Work to complete - Extract all lines that hold the string "JSON".

Records provided -
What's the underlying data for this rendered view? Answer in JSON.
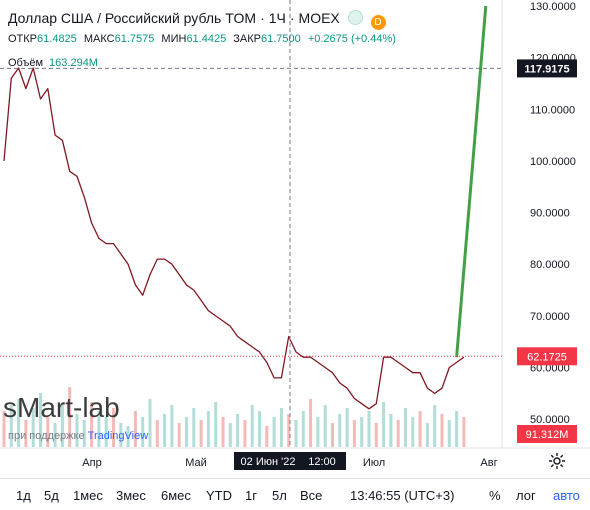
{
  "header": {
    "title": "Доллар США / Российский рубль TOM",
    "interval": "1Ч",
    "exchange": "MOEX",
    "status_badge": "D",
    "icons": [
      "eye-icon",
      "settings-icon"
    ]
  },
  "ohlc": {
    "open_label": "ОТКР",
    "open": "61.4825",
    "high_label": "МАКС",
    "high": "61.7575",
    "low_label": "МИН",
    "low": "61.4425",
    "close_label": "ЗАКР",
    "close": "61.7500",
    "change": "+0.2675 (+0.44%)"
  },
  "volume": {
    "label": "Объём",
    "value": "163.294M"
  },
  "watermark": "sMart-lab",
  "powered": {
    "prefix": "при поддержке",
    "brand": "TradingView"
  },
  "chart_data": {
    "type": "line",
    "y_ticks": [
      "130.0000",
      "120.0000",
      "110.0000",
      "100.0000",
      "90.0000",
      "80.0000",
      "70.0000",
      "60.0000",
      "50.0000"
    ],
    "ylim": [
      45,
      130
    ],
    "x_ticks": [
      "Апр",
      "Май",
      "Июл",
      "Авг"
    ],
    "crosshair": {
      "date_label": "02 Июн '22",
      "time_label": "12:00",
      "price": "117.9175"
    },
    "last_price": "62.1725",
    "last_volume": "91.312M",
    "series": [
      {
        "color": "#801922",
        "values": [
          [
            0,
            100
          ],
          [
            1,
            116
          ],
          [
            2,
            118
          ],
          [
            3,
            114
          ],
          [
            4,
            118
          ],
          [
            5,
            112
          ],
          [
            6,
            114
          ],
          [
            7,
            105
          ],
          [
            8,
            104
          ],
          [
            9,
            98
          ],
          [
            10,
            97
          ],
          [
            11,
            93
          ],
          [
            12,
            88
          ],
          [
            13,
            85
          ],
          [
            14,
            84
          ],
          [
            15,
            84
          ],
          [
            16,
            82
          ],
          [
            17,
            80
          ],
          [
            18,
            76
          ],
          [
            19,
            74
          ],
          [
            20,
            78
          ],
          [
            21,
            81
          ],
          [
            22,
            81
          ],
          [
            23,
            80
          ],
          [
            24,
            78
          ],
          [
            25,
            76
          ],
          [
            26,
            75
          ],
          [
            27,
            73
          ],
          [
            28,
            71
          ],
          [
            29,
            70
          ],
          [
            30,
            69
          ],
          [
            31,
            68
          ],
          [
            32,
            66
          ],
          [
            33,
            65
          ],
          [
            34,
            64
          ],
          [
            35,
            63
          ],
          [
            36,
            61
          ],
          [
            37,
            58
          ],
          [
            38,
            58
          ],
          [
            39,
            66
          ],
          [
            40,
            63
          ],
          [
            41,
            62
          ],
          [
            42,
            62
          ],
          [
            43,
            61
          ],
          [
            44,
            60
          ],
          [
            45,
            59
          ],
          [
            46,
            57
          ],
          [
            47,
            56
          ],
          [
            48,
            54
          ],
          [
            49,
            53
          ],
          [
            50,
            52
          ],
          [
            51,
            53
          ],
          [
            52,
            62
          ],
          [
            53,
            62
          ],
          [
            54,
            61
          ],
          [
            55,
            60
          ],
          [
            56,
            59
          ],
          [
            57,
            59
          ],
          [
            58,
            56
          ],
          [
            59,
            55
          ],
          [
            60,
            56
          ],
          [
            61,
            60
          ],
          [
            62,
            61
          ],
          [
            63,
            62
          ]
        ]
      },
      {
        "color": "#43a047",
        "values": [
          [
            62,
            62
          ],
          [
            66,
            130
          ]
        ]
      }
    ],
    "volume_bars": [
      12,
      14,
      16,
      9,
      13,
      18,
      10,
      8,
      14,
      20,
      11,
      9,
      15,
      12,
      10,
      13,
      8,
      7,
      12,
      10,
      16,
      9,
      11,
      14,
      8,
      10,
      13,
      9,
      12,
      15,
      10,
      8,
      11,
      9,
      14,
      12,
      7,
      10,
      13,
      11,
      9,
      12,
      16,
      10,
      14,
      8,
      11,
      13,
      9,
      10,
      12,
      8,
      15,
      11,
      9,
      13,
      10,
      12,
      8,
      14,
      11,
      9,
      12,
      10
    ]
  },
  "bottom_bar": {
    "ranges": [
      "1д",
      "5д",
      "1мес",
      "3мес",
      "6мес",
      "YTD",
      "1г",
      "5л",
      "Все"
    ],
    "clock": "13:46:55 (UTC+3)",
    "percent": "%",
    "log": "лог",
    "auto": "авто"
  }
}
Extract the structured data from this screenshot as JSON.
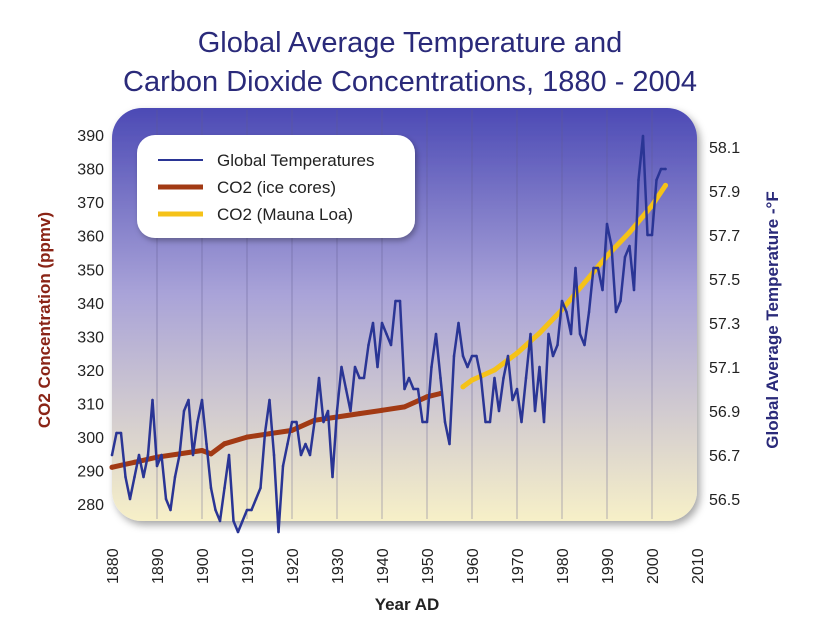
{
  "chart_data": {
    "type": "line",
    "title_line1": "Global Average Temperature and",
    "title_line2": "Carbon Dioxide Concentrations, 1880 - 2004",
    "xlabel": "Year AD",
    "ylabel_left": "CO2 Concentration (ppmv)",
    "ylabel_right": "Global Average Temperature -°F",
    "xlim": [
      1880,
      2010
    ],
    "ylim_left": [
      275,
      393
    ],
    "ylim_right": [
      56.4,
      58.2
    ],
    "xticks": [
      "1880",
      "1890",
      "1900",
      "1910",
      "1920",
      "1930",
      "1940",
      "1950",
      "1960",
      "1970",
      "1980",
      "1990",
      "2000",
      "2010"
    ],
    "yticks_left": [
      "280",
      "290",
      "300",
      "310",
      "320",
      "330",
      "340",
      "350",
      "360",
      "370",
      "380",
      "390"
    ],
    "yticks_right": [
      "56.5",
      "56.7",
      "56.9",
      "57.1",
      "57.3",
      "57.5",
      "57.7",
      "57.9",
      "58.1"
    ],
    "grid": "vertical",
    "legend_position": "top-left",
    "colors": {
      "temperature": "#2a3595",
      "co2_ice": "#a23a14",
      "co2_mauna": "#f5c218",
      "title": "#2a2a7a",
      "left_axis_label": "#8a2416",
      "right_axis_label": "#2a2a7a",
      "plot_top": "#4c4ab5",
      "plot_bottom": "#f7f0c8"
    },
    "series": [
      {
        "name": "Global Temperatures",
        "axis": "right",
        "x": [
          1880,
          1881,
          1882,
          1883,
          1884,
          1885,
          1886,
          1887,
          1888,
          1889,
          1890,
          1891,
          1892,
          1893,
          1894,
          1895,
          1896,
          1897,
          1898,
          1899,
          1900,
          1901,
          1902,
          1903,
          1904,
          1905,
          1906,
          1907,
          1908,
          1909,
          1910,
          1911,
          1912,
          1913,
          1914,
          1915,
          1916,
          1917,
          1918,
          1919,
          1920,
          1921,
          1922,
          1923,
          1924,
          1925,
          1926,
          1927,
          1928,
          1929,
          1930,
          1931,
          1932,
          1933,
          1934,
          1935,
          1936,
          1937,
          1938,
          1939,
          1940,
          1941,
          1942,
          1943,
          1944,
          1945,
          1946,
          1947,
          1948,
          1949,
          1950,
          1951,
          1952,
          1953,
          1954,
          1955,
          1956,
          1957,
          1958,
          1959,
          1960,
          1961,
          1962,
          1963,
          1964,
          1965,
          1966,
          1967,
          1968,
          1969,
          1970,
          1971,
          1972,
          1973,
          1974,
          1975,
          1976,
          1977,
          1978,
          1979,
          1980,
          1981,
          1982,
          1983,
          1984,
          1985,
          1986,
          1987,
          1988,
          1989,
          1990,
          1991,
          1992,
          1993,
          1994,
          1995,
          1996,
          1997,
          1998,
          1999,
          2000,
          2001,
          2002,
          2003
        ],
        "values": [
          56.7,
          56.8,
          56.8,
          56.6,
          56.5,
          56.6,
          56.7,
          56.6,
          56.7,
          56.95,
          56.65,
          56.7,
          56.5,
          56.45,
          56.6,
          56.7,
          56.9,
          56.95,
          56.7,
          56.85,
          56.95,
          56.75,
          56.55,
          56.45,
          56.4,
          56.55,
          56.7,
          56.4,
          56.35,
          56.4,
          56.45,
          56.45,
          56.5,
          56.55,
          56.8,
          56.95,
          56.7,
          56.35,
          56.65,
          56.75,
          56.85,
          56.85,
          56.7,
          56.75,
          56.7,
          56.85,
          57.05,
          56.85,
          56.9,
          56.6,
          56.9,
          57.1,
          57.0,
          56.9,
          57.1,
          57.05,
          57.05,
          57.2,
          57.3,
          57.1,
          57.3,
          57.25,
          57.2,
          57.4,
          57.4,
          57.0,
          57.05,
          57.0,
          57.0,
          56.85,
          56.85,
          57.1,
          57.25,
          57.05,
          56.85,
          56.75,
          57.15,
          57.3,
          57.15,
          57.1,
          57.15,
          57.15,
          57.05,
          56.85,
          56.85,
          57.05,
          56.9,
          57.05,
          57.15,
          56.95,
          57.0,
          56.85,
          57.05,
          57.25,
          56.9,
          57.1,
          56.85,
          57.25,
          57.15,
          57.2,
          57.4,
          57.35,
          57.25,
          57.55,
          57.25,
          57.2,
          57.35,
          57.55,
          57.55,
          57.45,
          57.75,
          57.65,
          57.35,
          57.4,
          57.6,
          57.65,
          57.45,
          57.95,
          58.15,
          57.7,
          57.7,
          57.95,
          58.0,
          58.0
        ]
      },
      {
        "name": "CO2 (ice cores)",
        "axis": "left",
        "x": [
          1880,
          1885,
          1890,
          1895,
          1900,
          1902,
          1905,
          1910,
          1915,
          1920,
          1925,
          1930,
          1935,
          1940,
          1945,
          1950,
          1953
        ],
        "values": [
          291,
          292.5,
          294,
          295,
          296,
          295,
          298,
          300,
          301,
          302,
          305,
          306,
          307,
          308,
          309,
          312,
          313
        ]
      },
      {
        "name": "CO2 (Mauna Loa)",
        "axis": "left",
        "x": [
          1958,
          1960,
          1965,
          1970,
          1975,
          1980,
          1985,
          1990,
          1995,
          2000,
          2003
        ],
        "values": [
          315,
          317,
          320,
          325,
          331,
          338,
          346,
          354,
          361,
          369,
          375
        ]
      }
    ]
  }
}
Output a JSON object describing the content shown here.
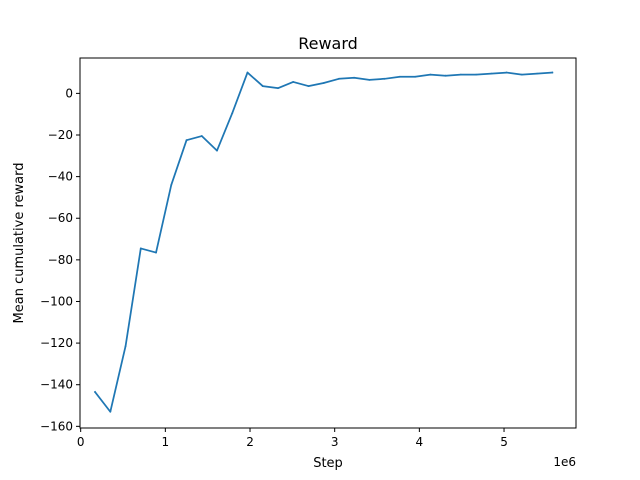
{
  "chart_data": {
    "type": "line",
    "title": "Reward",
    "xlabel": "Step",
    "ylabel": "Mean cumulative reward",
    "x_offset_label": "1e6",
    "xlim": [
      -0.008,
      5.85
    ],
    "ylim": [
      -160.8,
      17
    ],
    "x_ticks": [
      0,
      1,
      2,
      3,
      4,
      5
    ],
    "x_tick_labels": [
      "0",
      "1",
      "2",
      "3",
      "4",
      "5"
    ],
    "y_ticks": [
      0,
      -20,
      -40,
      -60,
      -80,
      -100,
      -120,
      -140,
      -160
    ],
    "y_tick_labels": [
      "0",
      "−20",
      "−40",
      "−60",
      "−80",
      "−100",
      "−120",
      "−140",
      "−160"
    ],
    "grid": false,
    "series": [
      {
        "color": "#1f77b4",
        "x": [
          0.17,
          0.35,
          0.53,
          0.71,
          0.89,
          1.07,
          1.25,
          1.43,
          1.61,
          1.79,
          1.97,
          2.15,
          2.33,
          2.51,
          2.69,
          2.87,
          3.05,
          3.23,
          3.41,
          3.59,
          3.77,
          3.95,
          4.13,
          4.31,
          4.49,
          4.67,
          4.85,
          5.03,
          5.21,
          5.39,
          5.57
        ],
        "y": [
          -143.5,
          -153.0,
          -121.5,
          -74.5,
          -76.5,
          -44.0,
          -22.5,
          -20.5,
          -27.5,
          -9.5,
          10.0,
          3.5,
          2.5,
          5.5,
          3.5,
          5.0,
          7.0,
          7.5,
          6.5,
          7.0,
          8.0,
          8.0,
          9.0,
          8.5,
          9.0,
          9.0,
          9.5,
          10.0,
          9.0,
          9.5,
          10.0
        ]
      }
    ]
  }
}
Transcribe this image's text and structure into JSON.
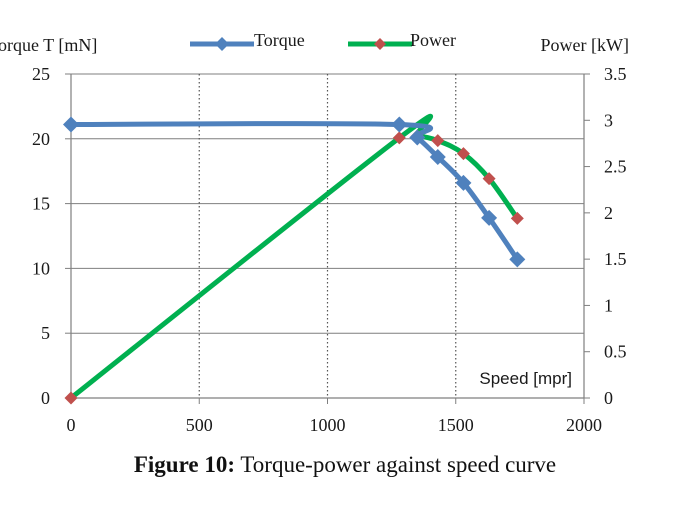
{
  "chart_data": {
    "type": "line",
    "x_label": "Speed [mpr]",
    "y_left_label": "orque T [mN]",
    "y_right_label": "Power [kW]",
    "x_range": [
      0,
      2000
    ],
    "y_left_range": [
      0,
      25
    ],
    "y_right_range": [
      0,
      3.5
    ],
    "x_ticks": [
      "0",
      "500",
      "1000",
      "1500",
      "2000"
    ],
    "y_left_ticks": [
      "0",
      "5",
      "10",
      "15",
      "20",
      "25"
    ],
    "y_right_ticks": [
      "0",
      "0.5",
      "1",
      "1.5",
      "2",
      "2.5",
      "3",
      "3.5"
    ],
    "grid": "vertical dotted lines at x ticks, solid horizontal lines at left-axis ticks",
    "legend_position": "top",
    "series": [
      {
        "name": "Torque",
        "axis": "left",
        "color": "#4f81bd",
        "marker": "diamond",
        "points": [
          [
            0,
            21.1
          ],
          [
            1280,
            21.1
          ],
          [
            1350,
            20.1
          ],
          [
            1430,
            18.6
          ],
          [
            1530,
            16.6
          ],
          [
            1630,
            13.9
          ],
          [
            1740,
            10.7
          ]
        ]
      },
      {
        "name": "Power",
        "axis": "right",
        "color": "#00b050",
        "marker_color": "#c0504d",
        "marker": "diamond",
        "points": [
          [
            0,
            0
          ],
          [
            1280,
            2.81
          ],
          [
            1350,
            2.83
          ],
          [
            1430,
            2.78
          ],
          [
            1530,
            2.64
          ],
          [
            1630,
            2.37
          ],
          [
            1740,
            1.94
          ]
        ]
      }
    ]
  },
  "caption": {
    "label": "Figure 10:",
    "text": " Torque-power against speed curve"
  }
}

Task result -
What's the underlying data for this rendered view? Answer in JSON.
Extract the structured data from this screenshot as JSON.
Output a JSON object describing the content shown here.
Transcribe this image's text and structure into JSON.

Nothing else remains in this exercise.